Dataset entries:
_ _ _ _ _

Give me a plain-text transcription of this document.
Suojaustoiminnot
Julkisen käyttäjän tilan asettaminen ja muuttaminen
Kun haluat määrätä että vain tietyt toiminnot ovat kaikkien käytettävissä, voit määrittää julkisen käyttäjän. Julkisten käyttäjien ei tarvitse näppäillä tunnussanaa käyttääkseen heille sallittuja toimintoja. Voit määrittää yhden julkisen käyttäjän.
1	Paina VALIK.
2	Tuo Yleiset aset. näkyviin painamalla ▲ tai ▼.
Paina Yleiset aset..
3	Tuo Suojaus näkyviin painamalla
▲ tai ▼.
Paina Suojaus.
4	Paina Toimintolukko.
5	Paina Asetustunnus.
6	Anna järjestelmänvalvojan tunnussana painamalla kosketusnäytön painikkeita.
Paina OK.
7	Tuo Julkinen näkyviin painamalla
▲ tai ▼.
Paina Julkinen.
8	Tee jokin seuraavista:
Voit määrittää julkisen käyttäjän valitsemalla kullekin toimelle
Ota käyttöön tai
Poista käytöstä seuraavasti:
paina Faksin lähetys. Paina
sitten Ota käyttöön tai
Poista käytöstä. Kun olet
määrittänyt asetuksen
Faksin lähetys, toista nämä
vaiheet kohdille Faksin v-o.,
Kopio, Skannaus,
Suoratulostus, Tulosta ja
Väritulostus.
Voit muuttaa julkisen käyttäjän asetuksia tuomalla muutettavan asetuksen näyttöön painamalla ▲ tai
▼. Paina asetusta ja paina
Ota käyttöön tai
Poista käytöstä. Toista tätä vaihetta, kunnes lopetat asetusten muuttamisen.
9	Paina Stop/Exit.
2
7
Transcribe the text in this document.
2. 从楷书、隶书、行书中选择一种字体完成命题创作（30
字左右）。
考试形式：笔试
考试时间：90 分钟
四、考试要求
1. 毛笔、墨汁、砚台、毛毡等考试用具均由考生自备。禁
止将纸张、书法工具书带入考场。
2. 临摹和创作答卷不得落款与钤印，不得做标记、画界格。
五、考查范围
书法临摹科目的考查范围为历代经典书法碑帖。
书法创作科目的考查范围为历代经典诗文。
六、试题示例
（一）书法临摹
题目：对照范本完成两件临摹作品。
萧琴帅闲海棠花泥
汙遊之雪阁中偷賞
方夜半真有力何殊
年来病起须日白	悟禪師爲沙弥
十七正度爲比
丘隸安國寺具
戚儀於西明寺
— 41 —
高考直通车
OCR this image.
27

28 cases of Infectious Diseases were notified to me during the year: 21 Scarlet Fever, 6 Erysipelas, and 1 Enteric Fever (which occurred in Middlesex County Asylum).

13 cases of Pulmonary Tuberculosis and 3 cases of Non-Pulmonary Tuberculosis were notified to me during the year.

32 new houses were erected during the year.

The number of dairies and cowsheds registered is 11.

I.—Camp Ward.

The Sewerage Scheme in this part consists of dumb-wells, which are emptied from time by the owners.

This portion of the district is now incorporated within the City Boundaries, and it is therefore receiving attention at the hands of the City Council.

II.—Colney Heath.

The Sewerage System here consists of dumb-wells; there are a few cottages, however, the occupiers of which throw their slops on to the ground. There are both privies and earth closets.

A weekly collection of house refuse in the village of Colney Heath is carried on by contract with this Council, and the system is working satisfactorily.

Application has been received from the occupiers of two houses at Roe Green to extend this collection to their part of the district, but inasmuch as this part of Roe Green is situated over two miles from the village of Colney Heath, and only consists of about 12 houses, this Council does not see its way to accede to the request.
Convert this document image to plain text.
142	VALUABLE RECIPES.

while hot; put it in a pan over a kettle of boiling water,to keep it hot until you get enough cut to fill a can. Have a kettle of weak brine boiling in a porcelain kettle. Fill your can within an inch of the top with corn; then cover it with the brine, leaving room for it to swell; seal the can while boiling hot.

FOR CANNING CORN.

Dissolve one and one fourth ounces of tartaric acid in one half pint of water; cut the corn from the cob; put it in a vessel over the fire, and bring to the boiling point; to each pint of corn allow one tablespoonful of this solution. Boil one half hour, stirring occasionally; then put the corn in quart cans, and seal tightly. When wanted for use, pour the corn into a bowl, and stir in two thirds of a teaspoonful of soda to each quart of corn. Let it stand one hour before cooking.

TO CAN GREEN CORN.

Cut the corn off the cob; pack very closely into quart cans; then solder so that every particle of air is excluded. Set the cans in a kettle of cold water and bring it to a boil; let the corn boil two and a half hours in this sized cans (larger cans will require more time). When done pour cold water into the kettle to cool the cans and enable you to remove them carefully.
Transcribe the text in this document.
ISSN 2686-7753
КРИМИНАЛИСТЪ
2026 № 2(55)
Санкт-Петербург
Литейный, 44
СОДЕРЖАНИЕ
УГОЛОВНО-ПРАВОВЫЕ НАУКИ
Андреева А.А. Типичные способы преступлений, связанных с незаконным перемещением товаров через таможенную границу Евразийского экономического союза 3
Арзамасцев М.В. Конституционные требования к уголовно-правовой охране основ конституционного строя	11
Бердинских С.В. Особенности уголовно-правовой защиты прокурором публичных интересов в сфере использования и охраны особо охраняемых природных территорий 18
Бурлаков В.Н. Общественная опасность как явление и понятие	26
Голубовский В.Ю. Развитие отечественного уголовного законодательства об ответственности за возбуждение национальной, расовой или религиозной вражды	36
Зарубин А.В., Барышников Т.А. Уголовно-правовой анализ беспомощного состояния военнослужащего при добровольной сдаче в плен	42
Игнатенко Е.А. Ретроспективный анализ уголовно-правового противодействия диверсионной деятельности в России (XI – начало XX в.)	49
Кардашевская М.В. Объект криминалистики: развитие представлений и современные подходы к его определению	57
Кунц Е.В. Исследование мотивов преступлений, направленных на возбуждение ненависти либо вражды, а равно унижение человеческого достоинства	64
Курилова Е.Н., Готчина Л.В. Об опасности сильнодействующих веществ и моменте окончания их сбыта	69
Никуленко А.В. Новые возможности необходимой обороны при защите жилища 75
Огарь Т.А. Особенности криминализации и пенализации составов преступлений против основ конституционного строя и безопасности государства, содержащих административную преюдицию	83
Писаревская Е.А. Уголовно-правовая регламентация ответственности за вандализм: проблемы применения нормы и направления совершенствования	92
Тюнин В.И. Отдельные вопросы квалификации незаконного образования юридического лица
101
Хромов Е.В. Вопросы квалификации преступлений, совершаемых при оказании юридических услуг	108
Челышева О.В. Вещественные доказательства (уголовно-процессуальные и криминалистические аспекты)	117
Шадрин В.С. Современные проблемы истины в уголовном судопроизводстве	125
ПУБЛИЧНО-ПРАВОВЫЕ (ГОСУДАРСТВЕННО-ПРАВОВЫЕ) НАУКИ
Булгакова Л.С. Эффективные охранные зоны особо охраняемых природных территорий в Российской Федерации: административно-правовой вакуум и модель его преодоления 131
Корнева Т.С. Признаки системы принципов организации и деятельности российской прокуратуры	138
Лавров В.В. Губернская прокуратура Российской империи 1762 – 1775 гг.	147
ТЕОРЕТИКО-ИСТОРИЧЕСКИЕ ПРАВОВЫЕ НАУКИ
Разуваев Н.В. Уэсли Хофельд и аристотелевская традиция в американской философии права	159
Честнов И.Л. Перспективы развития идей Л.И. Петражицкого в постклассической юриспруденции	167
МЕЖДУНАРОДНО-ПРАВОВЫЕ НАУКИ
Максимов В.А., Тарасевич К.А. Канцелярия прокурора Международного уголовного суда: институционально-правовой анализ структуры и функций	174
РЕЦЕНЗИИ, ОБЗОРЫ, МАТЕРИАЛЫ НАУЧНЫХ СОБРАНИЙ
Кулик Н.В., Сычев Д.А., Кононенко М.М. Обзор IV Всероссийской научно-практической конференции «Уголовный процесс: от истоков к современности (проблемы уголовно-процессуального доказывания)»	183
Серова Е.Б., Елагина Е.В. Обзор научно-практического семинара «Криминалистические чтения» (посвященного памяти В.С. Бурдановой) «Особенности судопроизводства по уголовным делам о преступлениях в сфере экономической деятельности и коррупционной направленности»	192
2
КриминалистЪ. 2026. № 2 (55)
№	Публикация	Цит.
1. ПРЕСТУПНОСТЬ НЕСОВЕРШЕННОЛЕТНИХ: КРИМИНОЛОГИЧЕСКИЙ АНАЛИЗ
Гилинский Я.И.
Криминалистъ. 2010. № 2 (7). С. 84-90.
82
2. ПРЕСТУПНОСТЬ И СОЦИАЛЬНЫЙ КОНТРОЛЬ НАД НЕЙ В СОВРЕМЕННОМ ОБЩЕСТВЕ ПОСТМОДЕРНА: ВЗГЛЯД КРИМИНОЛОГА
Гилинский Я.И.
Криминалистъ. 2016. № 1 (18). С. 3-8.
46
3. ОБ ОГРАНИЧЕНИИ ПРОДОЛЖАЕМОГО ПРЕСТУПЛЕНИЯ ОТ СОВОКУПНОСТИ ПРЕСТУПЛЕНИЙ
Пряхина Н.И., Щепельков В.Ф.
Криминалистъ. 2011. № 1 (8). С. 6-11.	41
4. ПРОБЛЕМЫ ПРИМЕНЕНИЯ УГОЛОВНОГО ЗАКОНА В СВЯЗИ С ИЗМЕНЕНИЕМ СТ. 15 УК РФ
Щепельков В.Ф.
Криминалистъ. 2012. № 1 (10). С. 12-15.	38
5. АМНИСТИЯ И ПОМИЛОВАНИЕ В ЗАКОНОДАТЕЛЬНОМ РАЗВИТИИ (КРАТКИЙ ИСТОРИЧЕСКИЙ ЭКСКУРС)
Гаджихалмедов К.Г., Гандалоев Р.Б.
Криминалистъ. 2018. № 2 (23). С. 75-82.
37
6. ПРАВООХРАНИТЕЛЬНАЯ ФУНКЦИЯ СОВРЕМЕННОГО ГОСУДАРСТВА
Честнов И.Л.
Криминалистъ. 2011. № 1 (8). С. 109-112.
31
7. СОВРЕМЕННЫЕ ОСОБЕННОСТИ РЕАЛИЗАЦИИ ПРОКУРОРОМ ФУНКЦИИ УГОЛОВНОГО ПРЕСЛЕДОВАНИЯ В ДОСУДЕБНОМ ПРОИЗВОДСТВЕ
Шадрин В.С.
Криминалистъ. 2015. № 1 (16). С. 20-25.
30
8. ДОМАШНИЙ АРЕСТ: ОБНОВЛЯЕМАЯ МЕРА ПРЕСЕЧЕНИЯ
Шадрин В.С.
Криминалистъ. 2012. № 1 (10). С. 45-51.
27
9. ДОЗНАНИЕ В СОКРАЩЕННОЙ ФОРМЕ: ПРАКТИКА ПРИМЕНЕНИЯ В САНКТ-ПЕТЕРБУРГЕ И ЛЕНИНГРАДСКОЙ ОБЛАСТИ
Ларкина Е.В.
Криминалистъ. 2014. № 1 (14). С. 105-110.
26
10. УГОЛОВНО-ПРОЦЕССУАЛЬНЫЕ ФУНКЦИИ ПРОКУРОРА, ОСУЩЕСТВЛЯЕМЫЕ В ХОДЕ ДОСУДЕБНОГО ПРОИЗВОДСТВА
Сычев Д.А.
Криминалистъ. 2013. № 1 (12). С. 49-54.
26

_ _ _ _ _

Only the count is wanted: report how many lines of the material above hold the word "painamalla".

5